**SEU OBJETIVO:** Transcreva, sem nenhuma alteração, a parte do texto sobre o caso de Gavril Sandu que fica entre "O mesmo caso" e "furtadas em dinheiro.", inclusive.

**TRECHO SELECIONADO:**
^^^^^^^^^^^^^^^^
O mesmo caso do Departamento de Justiça (DOJ) também afirma que Sandu teria atuado como “money mule” para retirar valores após usar dados roubados de cartão de débito e PIN. Os promotores enquadram a conduta como parte de um esquema coordenado para transformar credenciais financeiras furtadas em dinheiro.

Em um relato relacionado do mesmo processo federal, promotores alegam que Gavril Sandu não apenas ajudou a obter informações de cartão de débito e PIN por meio de vishing, como também teria participado da conversão desses dados financeiros roubados em proveitos utilizáveis. O anúncio do DOJ descreve um fluxo de trabalho supostamente empregado pelos atacantes: primeiro, eles teriam adquirido credenciais de pagamento ao invadir sistemas de VOIP e executar um script para capturar informações bancárias sensíveis. Depois de o esquema obter cartões e PINs, os promotores sustentam que Sandu teria tomado medidas adicionais para viabilizar saques, incluindo atuar como “money mule”. A tese do governo indica que a conspiração foi estruturada para diminuir a rastreabilidade: o roubo das credenciais geraria instrumentos de débito fraudulentos e as retiradas subsequentes seriam direcionadas a participantes posicionados para resgatar os valores. A parte relacionada à extradição — com a transferência de Sandu da Romênia para os Estados Unidos — ressalta como fraudes conduzidas por telefone podem mobilizar infraestrutura internacional e atores transfronteiriços. Embora os procedimentos no tribunal sejam os responsáveis por definir a culpa, a divulgação do DOJ destaca o papel atribuído ao acusado na etapa de extração financeira do golpe, e não apenas no roubo inicial dos dados. O caso é processado como fraude bancária e outros delitos associados à conspiração de vishing.
^^^^^^^^^^^^^^^^
**ENTRADAS LISTADAS:**
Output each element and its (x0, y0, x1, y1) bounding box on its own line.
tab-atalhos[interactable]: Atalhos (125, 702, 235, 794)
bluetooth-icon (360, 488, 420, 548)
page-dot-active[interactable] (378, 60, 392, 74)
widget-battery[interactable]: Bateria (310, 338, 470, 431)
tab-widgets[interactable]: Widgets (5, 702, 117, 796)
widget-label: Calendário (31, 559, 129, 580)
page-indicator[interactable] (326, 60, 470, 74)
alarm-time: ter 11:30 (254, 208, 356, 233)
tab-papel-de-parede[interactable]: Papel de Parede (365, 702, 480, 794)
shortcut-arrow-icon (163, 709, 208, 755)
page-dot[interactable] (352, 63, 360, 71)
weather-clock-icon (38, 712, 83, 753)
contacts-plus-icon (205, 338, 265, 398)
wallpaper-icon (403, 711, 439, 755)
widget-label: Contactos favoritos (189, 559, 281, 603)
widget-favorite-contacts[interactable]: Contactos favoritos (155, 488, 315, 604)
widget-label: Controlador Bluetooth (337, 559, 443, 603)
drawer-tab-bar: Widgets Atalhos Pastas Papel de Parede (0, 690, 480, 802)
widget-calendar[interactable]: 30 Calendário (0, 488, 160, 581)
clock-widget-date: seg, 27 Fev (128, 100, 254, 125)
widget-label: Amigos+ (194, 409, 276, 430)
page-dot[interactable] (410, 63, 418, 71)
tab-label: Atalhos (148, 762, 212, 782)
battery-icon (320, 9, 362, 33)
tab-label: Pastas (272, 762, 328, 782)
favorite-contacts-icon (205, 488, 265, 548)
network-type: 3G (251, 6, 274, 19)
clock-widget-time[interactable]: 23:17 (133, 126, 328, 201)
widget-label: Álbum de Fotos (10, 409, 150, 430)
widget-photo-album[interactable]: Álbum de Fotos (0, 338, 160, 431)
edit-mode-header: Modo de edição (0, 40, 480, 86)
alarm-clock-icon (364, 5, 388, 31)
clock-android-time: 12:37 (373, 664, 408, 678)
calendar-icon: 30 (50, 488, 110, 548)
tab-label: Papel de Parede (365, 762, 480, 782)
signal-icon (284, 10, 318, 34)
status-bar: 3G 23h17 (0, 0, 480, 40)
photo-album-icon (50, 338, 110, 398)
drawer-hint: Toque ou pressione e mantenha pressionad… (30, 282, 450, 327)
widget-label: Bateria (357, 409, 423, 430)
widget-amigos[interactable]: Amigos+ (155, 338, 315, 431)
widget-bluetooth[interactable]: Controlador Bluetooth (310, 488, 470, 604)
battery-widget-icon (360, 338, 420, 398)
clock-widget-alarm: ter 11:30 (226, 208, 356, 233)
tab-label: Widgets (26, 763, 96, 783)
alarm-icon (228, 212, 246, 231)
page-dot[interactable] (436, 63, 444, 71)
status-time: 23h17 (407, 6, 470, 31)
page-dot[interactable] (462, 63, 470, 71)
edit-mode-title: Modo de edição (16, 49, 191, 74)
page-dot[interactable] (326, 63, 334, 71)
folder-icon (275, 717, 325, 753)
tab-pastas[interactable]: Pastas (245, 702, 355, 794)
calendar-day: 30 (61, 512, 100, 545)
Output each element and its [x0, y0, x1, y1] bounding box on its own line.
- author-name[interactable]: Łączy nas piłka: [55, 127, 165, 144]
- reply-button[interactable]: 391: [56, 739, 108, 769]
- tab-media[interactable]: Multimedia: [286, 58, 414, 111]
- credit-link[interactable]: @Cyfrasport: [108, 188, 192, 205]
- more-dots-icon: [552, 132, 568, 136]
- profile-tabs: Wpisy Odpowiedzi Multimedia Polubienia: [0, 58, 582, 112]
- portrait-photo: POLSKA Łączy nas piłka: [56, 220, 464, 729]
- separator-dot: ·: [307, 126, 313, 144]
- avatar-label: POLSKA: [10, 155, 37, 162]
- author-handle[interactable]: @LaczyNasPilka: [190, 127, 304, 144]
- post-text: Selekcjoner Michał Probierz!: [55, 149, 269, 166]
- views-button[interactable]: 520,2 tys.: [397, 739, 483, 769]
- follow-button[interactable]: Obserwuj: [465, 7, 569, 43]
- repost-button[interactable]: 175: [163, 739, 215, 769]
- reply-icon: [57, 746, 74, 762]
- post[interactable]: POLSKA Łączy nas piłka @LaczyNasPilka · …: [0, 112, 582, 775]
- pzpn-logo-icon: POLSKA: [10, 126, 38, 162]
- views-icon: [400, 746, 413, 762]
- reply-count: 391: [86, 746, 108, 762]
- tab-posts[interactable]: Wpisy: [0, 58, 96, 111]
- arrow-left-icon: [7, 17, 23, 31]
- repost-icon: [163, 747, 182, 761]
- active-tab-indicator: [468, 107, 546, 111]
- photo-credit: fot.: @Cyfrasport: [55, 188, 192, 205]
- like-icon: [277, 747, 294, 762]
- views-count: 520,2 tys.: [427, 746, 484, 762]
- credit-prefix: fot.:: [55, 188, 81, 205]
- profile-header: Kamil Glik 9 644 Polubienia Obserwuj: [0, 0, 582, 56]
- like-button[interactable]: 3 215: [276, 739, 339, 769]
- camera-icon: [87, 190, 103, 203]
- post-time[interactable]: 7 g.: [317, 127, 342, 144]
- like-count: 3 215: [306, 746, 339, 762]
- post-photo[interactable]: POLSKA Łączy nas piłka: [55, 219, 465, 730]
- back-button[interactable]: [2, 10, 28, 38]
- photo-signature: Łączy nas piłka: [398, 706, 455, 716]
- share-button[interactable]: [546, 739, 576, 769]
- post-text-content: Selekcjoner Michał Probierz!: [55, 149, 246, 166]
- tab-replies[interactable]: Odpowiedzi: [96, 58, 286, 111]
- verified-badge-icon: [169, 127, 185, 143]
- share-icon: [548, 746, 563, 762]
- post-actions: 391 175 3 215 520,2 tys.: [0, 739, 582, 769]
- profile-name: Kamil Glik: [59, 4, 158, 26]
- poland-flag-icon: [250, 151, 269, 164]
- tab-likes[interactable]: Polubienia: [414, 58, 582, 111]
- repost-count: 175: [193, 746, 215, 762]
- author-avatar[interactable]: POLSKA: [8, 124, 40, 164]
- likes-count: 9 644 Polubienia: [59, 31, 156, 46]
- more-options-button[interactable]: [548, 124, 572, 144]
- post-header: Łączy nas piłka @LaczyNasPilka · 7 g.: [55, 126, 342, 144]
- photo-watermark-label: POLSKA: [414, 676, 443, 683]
^^^^^^^^^^^^^^^^
**SOLUÇÃO DO PROBLEMA:**
O mesmo caso do Departamento de Justiça (DOJ) também afirma que Sandu teria atuado como “money mule” para retirar valores após usar dados roubados de cartão de débito e PIN. Os promotores enquadram a conduta como parte de um esquema coordenado para transformar credenciais financeiras furtadas em dinheiro.